Start Data provided

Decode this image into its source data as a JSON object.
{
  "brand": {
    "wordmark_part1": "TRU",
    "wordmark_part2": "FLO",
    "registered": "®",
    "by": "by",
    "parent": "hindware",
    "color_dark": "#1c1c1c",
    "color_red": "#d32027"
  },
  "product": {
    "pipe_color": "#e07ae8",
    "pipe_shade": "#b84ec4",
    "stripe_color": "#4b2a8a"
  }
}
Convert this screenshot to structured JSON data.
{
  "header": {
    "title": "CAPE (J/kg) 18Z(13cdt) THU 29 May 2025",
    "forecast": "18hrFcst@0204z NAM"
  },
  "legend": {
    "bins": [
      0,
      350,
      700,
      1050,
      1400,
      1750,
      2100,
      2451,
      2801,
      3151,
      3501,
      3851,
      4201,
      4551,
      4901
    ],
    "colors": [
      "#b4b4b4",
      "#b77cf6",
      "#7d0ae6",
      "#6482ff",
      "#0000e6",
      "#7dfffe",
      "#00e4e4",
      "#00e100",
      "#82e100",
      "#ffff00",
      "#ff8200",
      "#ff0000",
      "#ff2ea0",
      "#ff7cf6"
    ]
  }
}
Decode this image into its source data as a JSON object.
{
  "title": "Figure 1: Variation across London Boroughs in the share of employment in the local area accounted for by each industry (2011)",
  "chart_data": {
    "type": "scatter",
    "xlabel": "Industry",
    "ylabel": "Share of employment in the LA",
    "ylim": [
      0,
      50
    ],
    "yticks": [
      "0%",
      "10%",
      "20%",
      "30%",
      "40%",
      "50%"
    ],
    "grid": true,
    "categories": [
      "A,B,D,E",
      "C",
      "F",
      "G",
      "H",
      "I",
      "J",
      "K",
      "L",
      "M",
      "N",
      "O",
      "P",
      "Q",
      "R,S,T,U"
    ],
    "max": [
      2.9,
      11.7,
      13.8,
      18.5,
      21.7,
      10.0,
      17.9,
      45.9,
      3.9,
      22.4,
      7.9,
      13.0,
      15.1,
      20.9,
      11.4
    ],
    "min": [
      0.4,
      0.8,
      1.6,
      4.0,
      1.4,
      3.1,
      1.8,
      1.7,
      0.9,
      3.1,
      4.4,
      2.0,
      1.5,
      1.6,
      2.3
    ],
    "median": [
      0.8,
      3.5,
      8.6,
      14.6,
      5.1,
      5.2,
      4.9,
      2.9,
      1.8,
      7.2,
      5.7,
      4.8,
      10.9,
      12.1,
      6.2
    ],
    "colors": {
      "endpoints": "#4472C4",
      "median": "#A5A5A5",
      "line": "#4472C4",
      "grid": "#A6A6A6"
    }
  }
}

End Data provided
Start Data provided

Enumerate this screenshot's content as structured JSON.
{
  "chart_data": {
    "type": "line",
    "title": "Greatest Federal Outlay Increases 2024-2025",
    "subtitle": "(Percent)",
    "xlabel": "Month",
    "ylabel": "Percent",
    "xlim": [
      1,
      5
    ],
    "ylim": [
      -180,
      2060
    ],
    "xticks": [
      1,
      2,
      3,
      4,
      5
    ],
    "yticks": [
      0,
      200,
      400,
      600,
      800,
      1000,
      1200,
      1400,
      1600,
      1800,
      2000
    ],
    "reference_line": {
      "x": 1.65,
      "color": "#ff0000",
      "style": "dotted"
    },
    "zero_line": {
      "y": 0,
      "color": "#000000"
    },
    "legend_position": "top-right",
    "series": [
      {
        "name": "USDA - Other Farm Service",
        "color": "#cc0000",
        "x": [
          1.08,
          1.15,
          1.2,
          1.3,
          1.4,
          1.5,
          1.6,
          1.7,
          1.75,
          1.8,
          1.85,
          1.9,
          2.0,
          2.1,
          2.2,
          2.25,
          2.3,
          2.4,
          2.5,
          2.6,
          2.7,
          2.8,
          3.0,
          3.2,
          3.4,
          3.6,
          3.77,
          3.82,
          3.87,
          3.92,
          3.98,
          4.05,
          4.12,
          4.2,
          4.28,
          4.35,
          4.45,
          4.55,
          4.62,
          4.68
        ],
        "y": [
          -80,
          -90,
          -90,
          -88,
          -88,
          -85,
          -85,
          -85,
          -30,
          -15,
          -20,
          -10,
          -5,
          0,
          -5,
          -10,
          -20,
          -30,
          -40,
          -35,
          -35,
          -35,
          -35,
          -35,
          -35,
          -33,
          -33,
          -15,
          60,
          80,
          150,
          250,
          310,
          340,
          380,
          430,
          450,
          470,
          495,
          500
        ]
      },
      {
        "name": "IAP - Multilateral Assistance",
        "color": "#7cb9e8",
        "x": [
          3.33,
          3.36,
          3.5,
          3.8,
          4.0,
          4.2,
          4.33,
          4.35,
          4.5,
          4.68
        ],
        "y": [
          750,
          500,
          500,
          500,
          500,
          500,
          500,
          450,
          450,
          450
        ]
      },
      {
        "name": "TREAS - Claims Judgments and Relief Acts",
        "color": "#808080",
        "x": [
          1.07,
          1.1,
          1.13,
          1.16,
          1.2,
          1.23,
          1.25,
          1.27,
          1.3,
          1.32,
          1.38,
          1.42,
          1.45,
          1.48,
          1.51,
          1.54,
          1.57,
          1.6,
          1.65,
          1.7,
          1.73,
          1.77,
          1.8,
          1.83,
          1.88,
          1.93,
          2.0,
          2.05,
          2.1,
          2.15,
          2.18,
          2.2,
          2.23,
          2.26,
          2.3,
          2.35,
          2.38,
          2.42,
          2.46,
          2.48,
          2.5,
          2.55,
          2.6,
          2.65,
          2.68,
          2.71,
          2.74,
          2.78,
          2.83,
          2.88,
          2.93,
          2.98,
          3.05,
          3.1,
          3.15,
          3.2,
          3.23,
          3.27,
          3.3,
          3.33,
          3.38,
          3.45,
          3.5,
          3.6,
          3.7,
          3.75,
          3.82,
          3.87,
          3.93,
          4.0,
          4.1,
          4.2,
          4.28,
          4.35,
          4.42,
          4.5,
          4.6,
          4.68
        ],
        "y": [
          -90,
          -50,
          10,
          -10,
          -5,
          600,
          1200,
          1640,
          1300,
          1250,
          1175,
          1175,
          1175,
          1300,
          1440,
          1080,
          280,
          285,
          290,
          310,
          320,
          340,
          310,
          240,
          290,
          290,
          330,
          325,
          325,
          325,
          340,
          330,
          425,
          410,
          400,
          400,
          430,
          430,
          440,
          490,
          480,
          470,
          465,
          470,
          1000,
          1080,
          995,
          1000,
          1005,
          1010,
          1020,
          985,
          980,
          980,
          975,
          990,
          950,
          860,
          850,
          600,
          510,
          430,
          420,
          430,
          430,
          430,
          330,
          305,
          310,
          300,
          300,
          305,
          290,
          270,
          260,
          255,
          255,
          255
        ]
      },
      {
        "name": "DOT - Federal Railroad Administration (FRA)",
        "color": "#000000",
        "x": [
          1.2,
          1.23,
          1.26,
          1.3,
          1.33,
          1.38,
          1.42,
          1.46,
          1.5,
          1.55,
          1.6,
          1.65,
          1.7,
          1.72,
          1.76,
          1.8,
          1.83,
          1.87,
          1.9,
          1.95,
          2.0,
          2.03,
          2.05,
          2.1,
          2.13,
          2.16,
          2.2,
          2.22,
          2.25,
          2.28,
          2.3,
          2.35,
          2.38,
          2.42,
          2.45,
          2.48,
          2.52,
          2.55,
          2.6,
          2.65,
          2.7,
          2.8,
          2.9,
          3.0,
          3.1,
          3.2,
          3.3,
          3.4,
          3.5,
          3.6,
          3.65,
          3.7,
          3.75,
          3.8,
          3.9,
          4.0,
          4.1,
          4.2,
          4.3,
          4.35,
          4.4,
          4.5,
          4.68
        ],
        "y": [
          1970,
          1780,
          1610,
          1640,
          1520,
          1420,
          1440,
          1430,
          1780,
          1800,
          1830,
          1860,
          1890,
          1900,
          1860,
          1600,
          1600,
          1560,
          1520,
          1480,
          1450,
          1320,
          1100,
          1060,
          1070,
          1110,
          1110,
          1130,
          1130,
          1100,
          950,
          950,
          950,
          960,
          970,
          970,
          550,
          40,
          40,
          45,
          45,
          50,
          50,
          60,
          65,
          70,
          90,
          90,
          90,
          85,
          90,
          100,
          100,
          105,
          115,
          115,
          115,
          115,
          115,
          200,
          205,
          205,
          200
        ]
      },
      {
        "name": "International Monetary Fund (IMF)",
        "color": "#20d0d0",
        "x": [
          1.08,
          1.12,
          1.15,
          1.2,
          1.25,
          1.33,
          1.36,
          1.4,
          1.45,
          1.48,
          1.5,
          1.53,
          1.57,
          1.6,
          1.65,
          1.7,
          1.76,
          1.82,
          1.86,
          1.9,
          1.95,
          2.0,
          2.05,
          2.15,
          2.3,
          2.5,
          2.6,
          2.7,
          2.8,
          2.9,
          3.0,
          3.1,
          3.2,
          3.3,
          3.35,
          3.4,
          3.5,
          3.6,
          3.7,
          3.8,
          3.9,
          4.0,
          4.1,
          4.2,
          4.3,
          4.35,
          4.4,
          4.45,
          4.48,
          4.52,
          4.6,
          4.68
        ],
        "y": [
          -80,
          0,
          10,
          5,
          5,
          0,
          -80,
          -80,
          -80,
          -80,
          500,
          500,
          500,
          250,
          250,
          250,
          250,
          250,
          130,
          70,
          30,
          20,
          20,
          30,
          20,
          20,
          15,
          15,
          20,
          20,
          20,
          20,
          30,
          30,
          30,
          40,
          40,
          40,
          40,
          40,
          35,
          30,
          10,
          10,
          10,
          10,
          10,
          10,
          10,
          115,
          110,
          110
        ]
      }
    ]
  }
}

End Data provided

▸ Work to do:
Looking at the data above, show all lines where the word "employment" occurs.

▸ Solution:
  "title": "Figure 1: Variation across London Boroughs in the share of employment in the local area accounted for by each industry (2011)",
    "ylabel": "Share of employment in the LA",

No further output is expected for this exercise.